#### SET TASK
Set down each entry exactly as given; pictures should not appear in the copy.

#### SOURCE RECORDS
● ● ●
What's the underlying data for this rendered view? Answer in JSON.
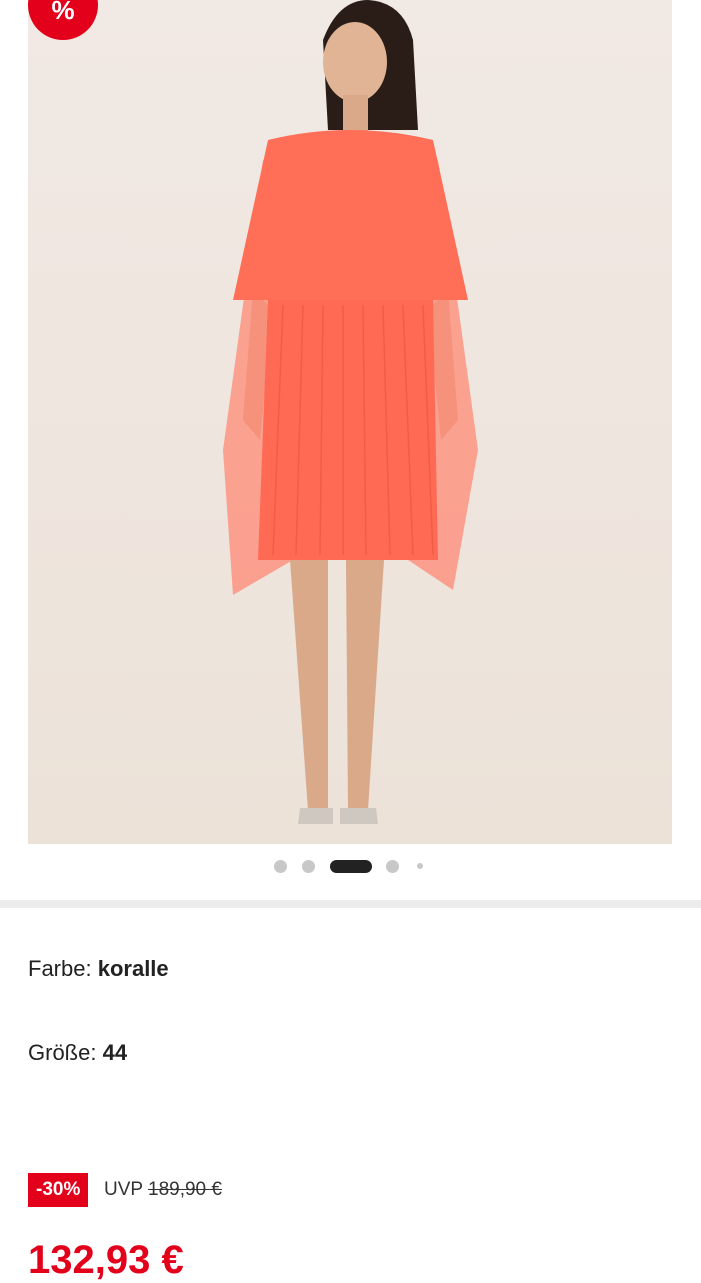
{
  "badge": {
    "icon": "percent",
    "text": "%"
  },
  "gallery": {
    "image_alt": "Model in coral pleated chiffon cape dress",
    "dots_total": 5,
    "active_dot": 2
  },
  "product": {
    "color_label": "Farbe:",
    "color_value": "koralle",
    "size_label": "Größe:",
    "size_value": "44"
  },
  "pricing": {
    "discount": "-30%",
    "uvp_label": "UVP",
    "old_price": "189,90 €",
    "price": "132,93 €"
  },
  "colors": {
    "accent": "#e3001b",
    "dress": "#ff6b55"
  }
}
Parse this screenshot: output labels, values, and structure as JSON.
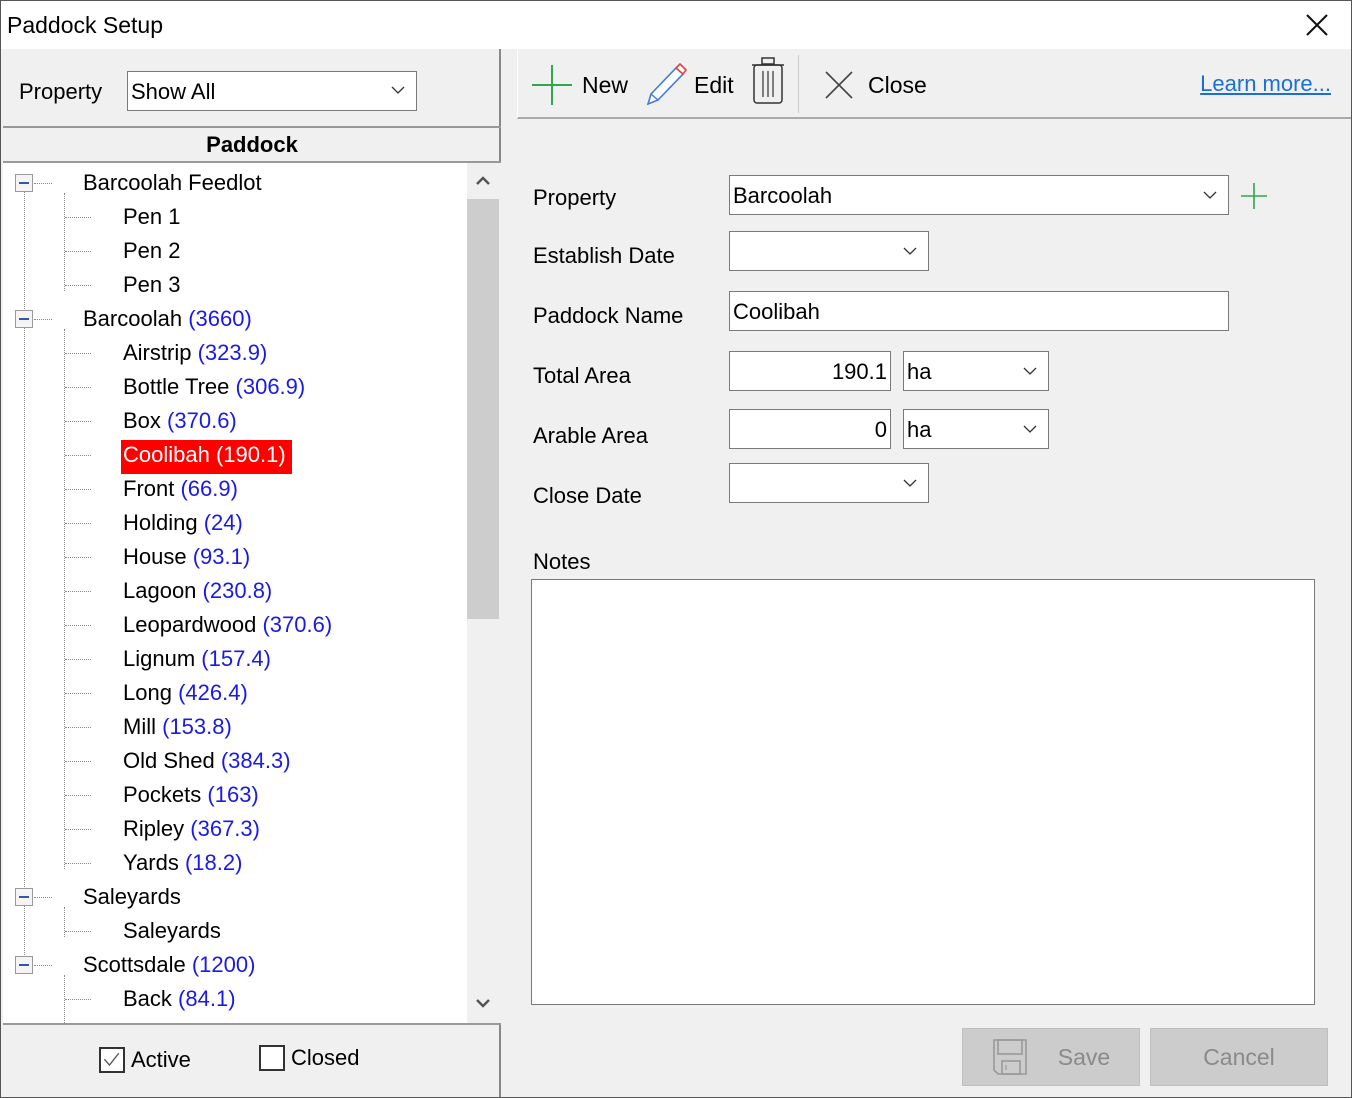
{
  "window": {
    "title": "Paddock Setup",
    "close_icon": "close-icon"
  },
  "left_panel": {
    "property_label": "Property",
    "property_filter": "Show All",
    "tree_header": "Paddock",
    "tree": [
      {
        "level": 0,
        "name": "Barcoolah Feedlot",
        "count": "",
        "expanded": true
      },
      {
        "level": 1,
        "name": "Pen 1",
        "count": ""
      },
      {
        "level": 1,
        "name": "Pen 2",
        "count": ""
      },
      {
        "level": 1,
        "name": "Pen 3",
        "count": ""
      },
      {
        "level": 0,
        "name": "Barcoolah",
        "count": "(3660)",
        "expanded": true
      },
      {
        "level": 1,
        "name": "Airstrip",
        "count": "(323.9)"
      },
      {
        "level": 1,
        "name": "Bottle Tree",
        "count": "(306.9)"
      },
      {
        "level": 1,
        "name": "Box",
        "count": "(370.6)"
      },
      {
        "level": 1,
        "name": "Coolibah",
        "count": "(190.1)",
        "selected": true
      },
      {
        "level": 1,
        "name": "Front",
        "count": "(66.9)"
      },
      {
        "level": 1,
        "name": "Holding",
        "count": "(24)"
      },
      {
        "level": 1,
        "name": "House",
        "count": "(93.1)"
      },
      {
        "level": 1,
        "name": "Lagoon",
        "count": "(230.8)"
      },
      {
        "level": 1,
        "name": "Leopardwood",
        "count": "(370.6)"
      },
      {
        "level": 1,
        "name": "Lignum",
        "count": "(157.4)"
      },
      {
        "level": 1,
        "name": "Long",
        "count": "(426.4)"
      },
      {
        "level": 1,
        "name": "Mill",
        "count": "(153.8)"
      },
      {
        "level": 1,
        "name": "Old Shed",
        "count": "(384.3)"
      },
      {
        "level": 1,
        "name": "Pockets",
        "count": "(163)"
      },
      {
        "level": 1,
        "name": "Ripley",
        "count": "(367.3)"
      },
      {
        "level": 1,
        "name": "Yards",
        "count": "(18.2)"
      },
      {
        "level": 0,
        "name": "Saleyards",
        "count": "",
        "expanded": true
      },
      {
        "level": 1,
        "name": "Saleyards",
        "count": ""
      },
      {
        "level": 0,
        "name": "Scottsdale",
        "count": "(1200)",
        "expanded": true
      },
      {
        "level": 1,
        "name": "Back",
        "count": "(84.1)"
      }
    ],
    "filters": {
      "active_label": "Active",
      "active_checked": true,
      "closed_label": "Closed",
      "closed_checked": false
    }
  },
  "toolbar": {
    "new_label": "New",
    "edit_label": "Edit",
    "delete_icon": "trash-icon",
    "close_label": "Close",
    "learn_more": "Learn more..."
  },
  "form": {
    "property_label": "Property",
    "property_value": "Barcoolah",
    "establish_date_label": "Establish Date",
    "establish_date_value": "",
    "paddock_name_label": "Paddock Name",
    "paddock_name_value": "Coolibah",
    "total_area_label": "Total Area",
    "total_area_value": "190.1",
    "total_area_unit": "ha",
    "arable_area_label": "Arable Area",
    "arable_area_value": "0",
    "arable_area_unit": "ha",
    "close_date_label": "Close Date",
    "close_date_value": "",
    "notes_label": "Notes",
    "notes_value": ""
  },
  "actions": {
    "save_label": "Save",
    "cancel_label": "Cancel"
  },
  "colors": {
    "selected_bg": "#ff0000",
    "count_text": "#1a1ae6",
    "accent_green": "#2ea84a",
    "link": "#1a6fd6"
  }
}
● ● ●
#### ANSWER TO THIS TASK
What's the underlying data for this rendered view? Answer in JSON.
{
  "badge": {
    "icon": "percent",
    "text": "%"
  },
  "gallery": {
    "image_alt": "Model in coral pleated chiffon cape dress",
    "dots_total": 5,
    "active_dot": 2
  },
  "product": {
    "color_label": "Farbe:",
    "color_value": "koralle",
    "size_label": "Größe:",
    "size_value": "44"
  },
  "pricing": {
    "discount": "-30%",
    "uvp_label": "UVP",
    "old_price": "189,90 €",
    "price": "132,93 €"
  },
  "colors": {
    "accent": "#e3001b",
    "dress": "#ff6b55"
  }
}
Parse this screenshot: output labels, values, and structure as JSON.
{
  "window": {
    "title": "Paddock Setup",
    "close_icon": "close-icon"
  },
  "left_panel": {
    "property_label": "Property",
    "property_filter": "Show All",
    "tree_header": "Paddock",
    "tree": [
      {
        "level": 0,
        "name": "Barcoolah Feedlot",
        "count": "",
        "expanded": true
      },
      {
        "level": 1,
        "name": "Pen 1",
        "count": ""
      },
      {
        "level": 1,
        "name": "Pen 2",
        "count": ""
      },
      {
        "level": 1,
        "name": "Pen 3",
        "count": ""
      },
      {
        "level": 0,
        "name": "Barcoolah",
        "count": "(3660)",
        "expanded": true
      },
      {
        "level": 1,
        "name": "Airstrip",
        "count": "(323.9)"
      },
      {
        "level": 1,
        "name": "Bottle Tree",
        "count": "(306.9)"
      },
      {
        "level": 1,
        "name": "Box",
        "count": "(370.6)"
      },
      {
        "level": 1,
        "name": "Coolibah",
        "count": "(190.1)",
        "selected": true
      },
      {
        "level": 1,
        "name": "Front",
        "count": "(66.9)"
      },
      {
        "level": 1,
        "name": "Holding",
        "count": "(24)"
      },
      {
        "level": 1,
        "name": "House",
        "count": "(93.1)"
      },
      {
        "level": 1,
        "name": "Lagoon",
        "count": "(230.8)"
      },
      {
        "level": 1,
        "name": "Leopardwood",
        "count": "(370.6)"
      },
      {
        "level": 1,
        "name": "Lignum",
        "count": "(157.4)"
      },
      {
        "level": 1,
        "name": "Long",
        "count": "(426.4)"
      },
      {
        "level": 1,
        "name": "Mill",
        "count": "(153.8)"
      },
      {
        "level": 1,
        "name": "Old Shed",
        "count": "(384.3)"
      },
      {
        "level": 1,
        "name": "Pockets",
        "count": "(163)"
      },
      {
        "level": 1,
        "name": "Ripley",
        "count": "(367.3)"
      },
      {
        "level": 1,
        "name": "Yards",
        "count": "(18.2)"
      },
      {
        "level": 0,
        "name": "Saleyards",
        "count": "",
        "expanded": true
      },
      {
        "level": 1,
        "name": "Saleyards",
        "count": ""
      },
      {
        "level": 0,
        "name": "Scottsdale",
        "count": "(1200)",
        "expanded": true
      },
      {
        "level": 1,
        "name": "Back",
        "count": "(84.1)"
      }
    ],
    "filters": {
      "active_label": "Active",
      "active_checked": true,
      "closed_label": "Closed",
      "closed_checked": false
    }
  },
  "toolbar": {
    "new_label": "New",
    "edit_label": "Edit",
    "delete_icon": "trash-icon",
    "close_label": "Close",
    "learn_more": "Learn more..."
  },
  "form": {
    "property_label": "Property",
    "property_value": "Barcoolah",
    "establish_date_label": "Establish Date",
    "establish_date_value": "",
    "paddock_name_label": "Paddock Name",
    "paddock_name_value": "Coolibah",
    "total_area_label": "Total Area",
    "total_area_value": "190.1",
    "total_area_unit": "ha",
    "arable_area_label": "Arable Area",
    "arable_area_value": "0",
    "arable_area_unit": "ha",
    "close_date_label": "Close Date",
    "close_date_value": "",
    "notes_label": "Notes",
    "notes_value": ""
  },
  "actions": {
    "save_label": "Save",
    "cancel_label": "Cancel"
  },
  "colors": {
    "selected_bg": "#ff0000",
    "count_text": "#1a1ae6",
    "accent_green": "#2ea84a",
    "link": "#1a6fd6"
  }
}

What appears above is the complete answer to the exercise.